* _GOAL OF THE EXERCISE_
Retype the whole listing, please, keeping every line exact and dropping the pictures.

* _DATA FOR THIS TASK_
..........
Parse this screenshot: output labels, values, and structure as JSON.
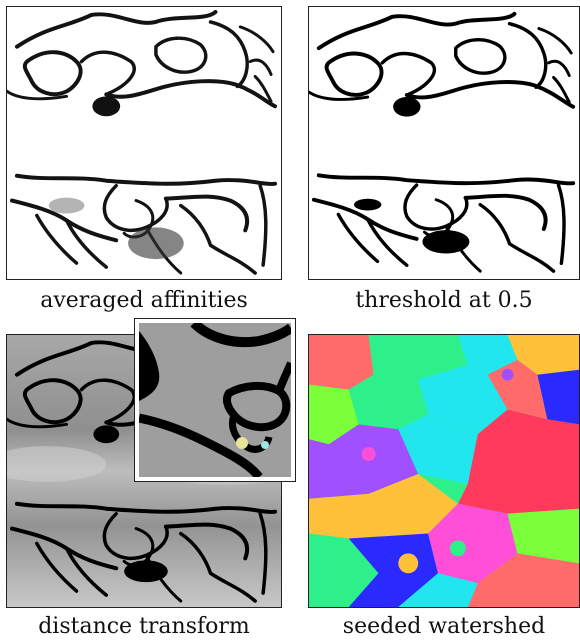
{
  "captions": {
    "top_left": "averaged affinities",
    "top_right": "threshold at 0.5",
    "bottom_left": "distance transform",
    "bottom_right": "seeded watershed"
  },
  "colors": {
    "membrane": "#000000",
    "background_gray": "#9a9a9a",
    "segment_palette": [
      "#ff6a6a",
      "#2ef08a",
      "#2a2aff",
      "#21e6ee",
      "#ff3a5c",
      "#a050ff",
      "#ffc13a",
      "#7bff3a",
      "#ff4fd8"
    ]
  }
}
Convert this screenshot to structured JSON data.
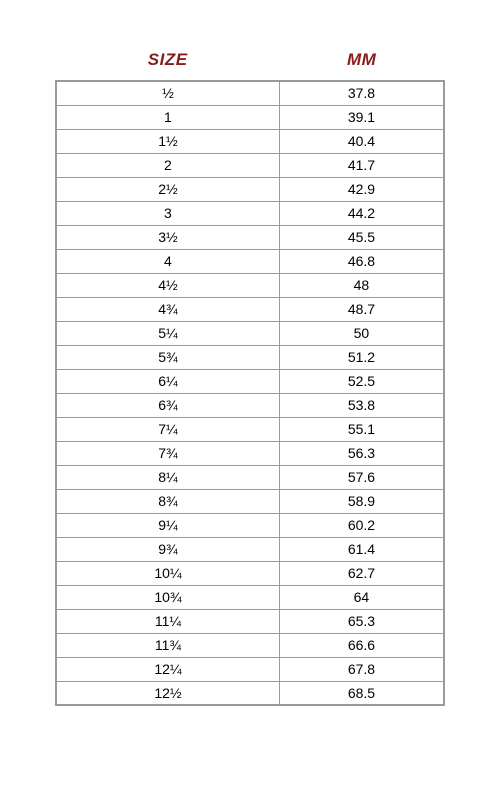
{
  "table": {
    "type": "table",
    "background_color": "#ffffff",
    "border_color": "#9a9a9a",
    "header_color": "#8a1c1c",
    "header_font_style": "italic",
    "header_font_weight": "bold",
    "header_fontsize": 17,
    "cell_fontsize": 14,
    "cell_text_color": "#000000",
    "column_align": [
      "center",
      "center"
    ],
    "columns": [
      "SIZE",
      "MM"
    ],
    "rows": [
      [
        "½",
        "37.8"
      ],
      [
        "1",
        "39.1"
      ],
      [
        "1½",
        "40.4"
      ],
      [
        "2",
        "41.7"
      ],
      [
        "2½",
        "42.9"
      ],
      [
        "3",
        "44.2"
      ],
      [
        "3½",
        "45.5"
      ],
      [
        "4",
        "46.8"
      ],
      [
        "4½",
        "48"
      ],
      [
        "4¾",
        "48.7"
      ],
      [
        "5¼",
        "50"
      ],
      [
        "5¾",
        "51.2"
      ],
      [
        "6¼",
        "52.5"
      ],
      [
        "6¾",
        "53.8"
      ],
      [
        "7¼",
        "55.1"
      ],
      [
        "7¾",
        "56.3"
      ],
      [
        "8¼",
        "57.6"
      ],
      [
        "8¾",
        "58.9"
      ],
      [
        "9¼",
        "60.2"
      ],
      [
        "9¾",
        "61.4"
      ],
      [
        "10¼",
        "62.7"
      ],
      [
        "10¾",
        "64"
      ],
      [
        "11¼",
        "65.3"
      ],
      [
        "11¾",
        "66.6"
      ],
      [
        "12¼",
        "67.8"
      ],
      [
        "12½",
        "68.5"
      ]
    ]
  }
}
..........
* _REPLY TO THE TASK_
Parse this screenshot: output labels, values, and structure as JSON.
{
  "captions": {
    "top_left": "averaged affinities",
    "top_right": "threshold at 0.5",
    "bottom_left": "distance transform",
    "bottom_right": "seeded watershed"
  },
  "colors": {
    "membrane": "#000000",
    "background_gray": "#9a9a9a",
    "segment_palette": [
      "#ff6a6a",
      "#2ef08a",
      "#2a2aff",
      "#21e6ee",
      "#ff3a5c",
      "#a050ff",
      "#ffc13a",
      "#7bff3a",
      "#ff4fd8"
    ]
  }
}
Convert this screenshot to structured JSON data.
{
  "table": {
    "type": "table",
    "background_color": "#ffffff",
    "border_color": "#9a9a9a",
    "header_color": "#8a1c1c",
    "header_font_style": "italic",
    "header_font_weight": "bold",
    "header_fontsize": 17,
    "cell_fontsize": 14,
    "cell_text_color": "#000000",
    "column_align": [
      "center",
      "center"
    ],
    "columns": [
      "SIZE",
      "MM"
    ],
    "rows": [
      [
        "½",
        "37.8"
      ],
      [
        "1",
        "39.1"
      ],
      [
        "1½",
        "40.4"
      ],
      [
        "2",
        "41.7"
      ],
      [
        "2½",
        "42.9"
      ],
      [
        "3",
        "44.2"
      ],
      [
        "3½",
        "45.5"
      ],
      [
        "4",
        "46.8"
      ],
      [
        "4½",
        "48"
      ],
      [
        "4¾",
        "48.7"
      ],
      [
        "5¼",
        "50"
      ],
      [
        "5¾",
        "51.2"
      ],
      [
        "6¼",
        "52.5"
      ],
      [
        "6¾",
        "53.8"
      ],
      [
        "7¼",
        "55.1"
      ],
      [
        "7¾",
        "56.3"
      ],
      [
        "8¼",
        "57.6"
      ],
      [
        "8¾",
        "58.9"
      ],
      [
        "9¼",
        "60.2"
      ],
      [
        "9¾",
        "61.4"
      ],
      [
        "10¼",
        "62.7"
      ],
      [
        "10¾",
        "64"
      ],
      [
        "11¼",
        "65.3"
      ],
      [
        "11¾",
        "66.6"
      ],
      [
        "12¼",
        "67.8"
      ],
      [
        "12½",
        "68.5"
      ]
    ]
  }
}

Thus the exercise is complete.